**AVAILABLE RECORDS**
○ ○ ○ ○ ○ ○ ○
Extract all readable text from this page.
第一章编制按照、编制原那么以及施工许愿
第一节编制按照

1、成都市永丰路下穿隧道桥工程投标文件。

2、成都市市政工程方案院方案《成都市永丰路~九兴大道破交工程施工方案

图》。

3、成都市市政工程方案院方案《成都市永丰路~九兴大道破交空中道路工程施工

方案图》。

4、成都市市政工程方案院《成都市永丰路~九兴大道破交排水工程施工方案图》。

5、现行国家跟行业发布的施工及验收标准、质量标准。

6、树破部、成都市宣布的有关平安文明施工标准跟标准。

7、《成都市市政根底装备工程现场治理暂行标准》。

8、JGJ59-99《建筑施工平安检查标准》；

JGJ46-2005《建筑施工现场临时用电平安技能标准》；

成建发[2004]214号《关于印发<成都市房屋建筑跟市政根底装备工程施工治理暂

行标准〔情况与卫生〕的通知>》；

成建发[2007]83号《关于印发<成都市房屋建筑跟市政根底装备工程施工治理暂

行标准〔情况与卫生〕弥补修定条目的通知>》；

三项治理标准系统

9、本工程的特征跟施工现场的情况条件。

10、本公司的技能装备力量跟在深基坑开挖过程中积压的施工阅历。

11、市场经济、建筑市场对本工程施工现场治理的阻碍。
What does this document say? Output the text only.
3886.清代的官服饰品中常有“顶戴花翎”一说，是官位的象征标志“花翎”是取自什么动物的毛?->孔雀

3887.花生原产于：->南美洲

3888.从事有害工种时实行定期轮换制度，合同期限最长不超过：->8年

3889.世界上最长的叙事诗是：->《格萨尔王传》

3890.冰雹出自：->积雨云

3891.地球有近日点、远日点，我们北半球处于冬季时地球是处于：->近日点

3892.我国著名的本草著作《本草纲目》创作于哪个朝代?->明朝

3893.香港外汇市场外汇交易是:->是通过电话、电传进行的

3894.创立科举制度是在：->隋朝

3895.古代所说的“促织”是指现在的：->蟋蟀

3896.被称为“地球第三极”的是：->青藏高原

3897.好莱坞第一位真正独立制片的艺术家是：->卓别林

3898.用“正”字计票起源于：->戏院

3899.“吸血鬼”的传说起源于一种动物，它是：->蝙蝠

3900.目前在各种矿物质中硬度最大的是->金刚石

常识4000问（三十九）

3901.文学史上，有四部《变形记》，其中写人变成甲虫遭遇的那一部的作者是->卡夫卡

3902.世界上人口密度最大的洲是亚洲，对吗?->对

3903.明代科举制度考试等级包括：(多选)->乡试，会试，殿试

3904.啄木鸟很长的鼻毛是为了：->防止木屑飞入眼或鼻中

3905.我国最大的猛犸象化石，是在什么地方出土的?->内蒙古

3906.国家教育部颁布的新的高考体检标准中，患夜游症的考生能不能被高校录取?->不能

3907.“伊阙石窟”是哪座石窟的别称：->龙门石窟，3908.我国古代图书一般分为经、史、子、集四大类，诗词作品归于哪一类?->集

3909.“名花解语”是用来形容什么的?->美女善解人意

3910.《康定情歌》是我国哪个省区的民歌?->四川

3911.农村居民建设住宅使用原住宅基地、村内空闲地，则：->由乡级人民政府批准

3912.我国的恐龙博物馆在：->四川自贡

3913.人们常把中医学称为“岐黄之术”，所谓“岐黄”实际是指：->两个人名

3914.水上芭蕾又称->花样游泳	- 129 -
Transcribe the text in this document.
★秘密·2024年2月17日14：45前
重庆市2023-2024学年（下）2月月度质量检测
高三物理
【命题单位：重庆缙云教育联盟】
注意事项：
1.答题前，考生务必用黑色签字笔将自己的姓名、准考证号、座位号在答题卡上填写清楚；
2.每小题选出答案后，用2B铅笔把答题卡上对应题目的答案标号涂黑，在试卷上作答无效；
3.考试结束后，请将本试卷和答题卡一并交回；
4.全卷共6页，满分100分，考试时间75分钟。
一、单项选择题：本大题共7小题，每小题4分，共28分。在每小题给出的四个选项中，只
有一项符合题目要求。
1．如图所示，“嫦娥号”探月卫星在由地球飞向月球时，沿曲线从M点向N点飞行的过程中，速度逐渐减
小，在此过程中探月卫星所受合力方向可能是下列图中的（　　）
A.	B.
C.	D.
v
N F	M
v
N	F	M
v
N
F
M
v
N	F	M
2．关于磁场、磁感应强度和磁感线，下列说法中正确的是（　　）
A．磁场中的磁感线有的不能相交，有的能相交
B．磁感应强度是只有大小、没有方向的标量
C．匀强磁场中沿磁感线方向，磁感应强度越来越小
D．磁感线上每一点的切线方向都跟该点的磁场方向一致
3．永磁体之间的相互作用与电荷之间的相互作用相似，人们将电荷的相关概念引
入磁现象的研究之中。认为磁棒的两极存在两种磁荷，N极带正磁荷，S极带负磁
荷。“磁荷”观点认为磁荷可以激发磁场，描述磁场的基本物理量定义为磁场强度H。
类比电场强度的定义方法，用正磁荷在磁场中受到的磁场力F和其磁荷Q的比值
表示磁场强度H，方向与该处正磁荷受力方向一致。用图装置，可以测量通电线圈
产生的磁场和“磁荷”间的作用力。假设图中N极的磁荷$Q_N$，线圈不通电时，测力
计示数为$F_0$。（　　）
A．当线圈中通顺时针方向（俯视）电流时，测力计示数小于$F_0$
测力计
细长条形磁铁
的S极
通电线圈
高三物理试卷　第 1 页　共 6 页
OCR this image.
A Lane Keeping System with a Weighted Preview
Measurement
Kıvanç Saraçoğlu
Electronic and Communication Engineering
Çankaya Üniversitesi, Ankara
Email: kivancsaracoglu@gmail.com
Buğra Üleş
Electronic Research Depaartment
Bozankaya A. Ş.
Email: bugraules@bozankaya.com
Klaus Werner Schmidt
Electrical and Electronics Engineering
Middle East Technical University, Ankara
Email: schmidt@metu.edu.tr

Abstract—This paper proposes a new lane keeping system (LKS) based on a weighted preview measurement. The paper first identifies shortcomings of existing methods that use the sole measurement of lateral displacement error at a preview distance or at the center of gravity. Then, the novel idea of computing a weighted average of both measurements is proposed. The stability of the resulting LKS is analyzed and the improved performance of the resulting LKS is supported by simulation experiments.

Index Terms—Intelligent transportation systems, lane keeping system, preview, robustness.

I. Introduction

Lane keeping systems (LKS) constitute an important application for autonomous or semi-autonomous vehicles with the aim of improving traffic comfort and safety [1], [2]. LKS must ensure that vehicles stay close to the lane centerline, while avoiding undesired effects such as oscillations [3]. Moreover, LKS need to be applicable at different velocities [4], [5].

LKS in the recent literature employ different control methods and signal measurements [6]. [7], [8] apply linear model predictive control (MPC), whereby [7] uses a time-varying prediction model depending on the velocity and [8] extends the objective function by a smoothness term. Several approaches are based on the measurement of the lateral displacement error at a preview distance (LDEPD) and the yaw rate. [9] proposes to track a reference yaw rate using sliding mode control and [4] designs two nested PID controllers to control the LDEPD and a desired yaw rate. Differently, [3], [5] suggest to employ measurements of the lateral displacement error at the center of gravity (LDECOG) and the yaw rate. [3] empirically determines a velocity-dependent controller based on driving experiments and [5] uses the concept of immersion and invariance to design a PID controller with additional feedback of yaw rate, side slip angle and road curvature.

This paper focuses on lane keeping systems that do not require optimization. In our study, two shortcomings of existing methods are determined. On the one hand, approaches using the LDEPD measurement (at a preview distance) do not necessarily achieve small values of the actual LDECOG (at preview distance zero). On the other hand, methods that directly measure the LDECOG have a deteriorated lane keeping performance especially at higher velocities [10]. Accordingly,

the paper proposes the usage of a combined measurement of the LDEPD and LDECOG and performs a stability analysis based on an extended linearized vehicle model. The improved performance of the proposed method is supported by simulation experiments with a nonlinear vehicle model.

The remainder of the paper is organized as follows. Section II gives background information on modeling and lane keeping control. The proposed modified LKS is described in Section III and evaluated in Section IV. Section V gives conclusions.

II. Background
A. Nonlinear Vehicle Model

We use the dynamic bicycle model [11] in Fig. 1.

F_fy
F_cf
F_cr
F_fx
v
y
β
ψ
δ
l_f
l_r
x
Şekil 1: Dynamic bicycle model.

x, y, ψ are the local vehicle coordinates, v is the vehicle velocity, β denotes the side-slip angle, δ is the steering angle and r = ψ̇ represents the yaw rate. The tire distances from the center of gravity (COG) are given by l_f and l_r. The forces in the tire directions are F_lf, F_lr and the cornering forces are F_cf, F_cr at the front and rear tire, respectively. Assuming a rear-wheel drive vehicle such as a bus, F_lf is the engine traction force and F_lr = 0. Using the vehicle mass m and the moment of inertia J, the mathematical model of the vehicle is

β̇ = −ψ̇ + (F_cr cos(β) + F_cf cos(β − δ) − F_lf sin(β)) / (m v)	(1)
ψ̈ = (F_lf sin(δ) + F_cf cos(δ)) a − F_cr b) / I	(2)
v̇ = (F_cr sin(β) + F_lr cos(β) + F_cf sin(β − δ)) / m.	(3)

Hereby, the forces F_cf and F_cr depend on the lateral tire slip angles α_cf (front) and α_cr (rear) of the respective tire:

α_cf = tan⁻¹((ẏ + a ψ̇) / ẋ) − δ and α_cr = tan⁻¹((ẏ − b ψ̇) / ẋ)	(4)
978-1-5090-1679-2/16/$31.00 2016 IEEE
○ ○ ○ ○ ○ ○ ○
**PROMPT**
From the data above, count the lines where "supported" occurs and give that figure and nothing else.

**FINISHED EXERCISE**
2